### Given problem
Sort through the data and copy the lines holding the word "提示问题".

### Supplied data
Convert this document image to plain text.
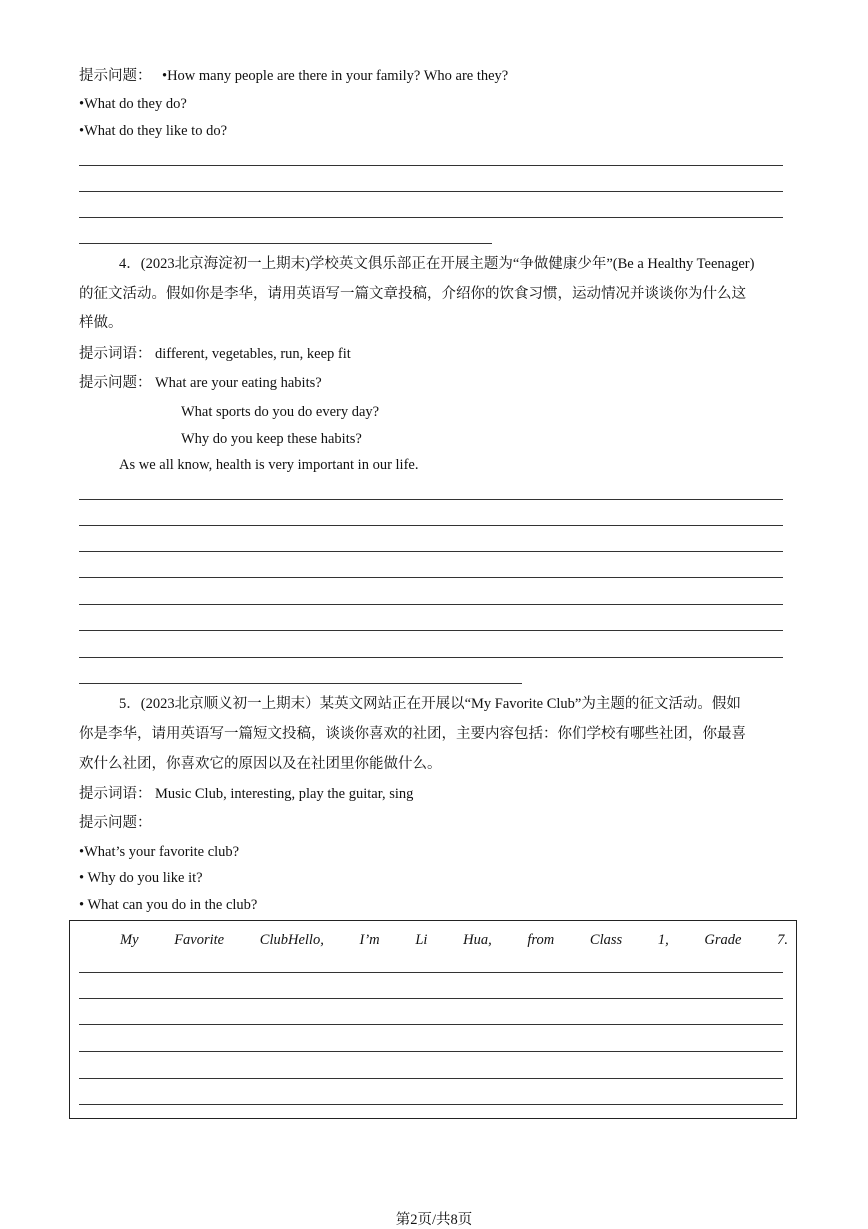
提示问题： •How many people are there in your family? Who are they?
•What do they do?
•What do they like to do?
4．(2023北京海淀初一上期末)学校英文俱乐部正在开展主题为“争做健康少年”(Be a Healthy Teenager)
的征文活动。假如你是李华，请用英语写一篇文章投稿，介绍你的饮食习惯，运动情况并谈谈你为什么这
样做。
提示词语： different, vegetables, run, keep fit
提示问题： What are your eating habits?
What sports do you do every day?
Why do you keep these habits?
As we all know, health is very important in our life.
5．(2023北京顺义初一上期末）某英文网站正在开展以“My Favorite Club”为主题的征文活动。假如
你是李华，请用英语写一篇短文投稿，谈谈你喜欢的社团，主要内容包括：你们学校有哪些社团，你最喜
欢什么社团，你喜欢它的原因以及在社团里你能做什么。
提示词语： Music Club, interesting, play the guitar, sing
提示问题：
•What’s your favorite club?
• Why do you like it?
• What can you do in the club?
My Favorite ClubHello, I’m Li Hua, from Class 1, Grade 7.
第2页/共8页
* * *
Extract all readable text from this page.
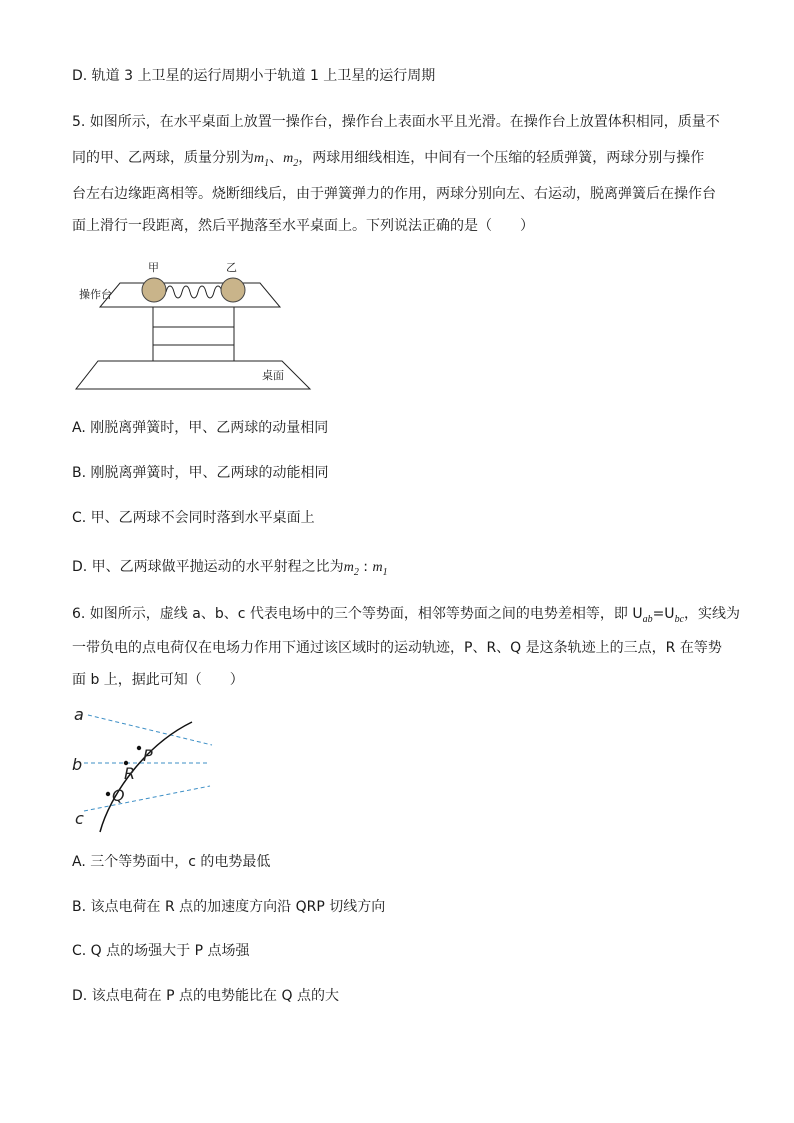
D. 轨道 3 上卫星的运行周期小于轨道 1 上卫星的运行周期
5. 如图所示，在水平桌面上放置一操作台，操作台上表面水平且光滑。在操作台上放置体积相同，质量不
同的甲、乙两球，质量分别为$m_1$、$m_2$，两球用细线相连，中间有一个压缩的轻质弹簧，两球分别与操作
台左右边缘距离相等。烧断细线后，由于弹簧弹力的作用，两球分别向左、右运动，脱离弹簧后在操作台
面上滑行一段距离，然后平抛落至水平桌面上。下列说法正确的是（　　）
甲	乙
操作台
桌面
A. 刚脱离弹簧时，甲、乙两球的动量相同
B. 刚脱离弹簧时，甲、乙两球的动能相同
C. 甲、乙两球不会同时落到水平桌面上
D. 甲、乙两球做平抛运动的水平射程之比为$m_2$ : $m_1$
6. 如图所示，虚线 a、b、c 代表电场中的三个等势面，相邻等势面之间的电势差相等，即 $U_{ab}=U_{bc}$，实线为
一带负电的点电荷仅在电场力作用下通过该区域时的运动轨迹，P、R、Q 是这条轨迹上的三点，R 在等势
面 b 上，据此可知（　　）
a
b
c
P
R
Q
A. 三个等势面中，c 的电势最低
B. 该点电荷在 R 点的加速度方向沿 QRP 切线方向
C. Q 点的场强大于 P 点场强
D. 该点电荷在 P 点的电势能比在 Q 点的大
---
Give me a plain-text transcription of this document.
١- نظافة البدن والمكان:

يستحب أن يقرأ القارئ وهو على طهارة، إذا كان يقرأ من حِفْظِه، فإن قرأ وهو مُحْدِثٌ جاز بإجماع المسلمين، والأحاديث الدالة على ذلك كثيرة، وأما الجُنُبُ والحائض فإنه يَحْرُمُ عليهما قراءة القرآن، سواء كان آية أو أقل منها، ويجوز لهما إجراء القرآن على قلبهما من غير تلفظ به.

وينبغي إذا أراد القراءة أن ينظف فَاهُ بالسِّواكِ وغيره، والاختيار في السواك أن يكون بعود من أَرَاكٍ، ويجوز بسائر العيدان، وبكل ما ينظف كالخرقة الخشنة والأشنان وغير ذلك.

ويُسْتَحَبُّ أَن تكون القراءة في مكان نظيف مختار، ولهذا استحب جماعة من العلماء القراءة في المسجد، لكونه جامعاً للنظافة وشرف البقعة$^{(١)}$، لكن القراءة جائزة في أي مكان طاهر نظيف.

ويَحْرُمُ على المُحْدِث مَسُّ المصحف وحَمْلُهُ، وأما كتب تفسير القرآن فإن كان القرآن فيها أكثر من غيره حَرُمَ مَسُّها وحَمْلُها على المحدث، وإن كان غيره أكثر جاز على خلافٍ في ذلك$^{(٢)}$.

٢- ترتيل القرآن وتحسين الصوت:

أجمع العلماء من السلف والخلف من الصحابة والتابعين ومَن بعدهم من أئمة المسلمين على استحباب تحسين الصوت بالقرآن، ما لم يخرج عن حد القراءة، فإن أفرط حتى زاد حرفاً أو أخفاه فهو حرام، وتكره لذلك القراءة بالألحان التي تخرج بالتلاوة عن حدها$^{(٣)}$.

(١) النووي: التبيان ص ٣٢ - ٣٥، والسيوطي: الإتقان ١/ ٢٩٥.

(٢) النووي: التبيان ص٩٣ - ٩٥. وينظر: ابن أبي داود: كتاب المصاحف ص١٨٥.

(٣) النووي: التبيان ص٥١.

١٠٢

### Task result
提示问题： •How many people are there in your family? Who are they?
提示问题： What are your eating habits?
提示问题：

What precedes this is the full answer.